* PROBLEM DETAILS *
Please quote the material exactly, every line of it.

--- EXERCISE INPUTS ---

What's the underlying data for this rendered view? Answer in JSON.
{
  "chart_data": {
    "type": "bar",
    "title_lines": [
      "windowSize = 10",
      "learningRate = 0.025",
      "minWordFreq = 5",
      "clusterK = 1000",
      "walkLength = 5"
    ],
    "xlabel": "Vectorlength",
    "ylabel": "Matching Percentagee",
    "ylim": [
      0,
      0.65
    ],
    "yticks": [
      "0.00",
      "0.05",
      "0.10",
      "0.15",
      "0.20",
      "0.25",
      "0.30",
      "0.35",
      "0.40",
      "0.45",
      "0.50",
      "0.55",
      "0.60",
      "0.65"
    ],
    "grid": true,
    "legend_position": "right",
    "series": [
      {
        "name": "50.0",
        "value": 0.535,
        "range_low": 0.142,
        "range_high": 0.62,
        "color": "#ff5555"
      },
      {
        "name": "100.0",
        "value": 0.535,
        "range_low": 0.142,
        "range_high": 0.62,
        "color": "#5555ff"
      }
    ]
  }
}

---

* RESULT FOR THIS TASK *
What's the underlying data for this rendered view? Answer in JSON.
{
  "chart_data": {
    "type": "bar",
    "title_lines": [
      "windowSize = 10",
      "learningRate = 0.025",
      "minWordFreq = 5",
      "clusterK = 1000",
      "walkLength = 5"
    ],
    "xlabel": "Vectorlength",
    "ylabel": "Matching Percentagee",
    "ylim": [
      0,
      0.65
    ],
    "yticks": [
      "0.00",
      "0.05",
      "0.10",
      "0.15",
      "0.20",
      "0.25",
      "0.30",
      "0.35",
      "0.40",
      "0.45",
      "0.50",
      "0.55",
      "0.60",
      "0.65"
    ],
    "grid": true,
    "legend_position": "right",
    "series": [
      {
        "name": "50.0",
        "value": 0.535,
        "range_low": 0.142,
        "range_high": 0.62,
        "color": "#ff5555"
      },
      {
        "name": "100.0",
        "value": 0.535,
        "range_low": 0.142,
        "range_high": 0.62,
        "color": "#5555ff"
      }
    ]
  }
}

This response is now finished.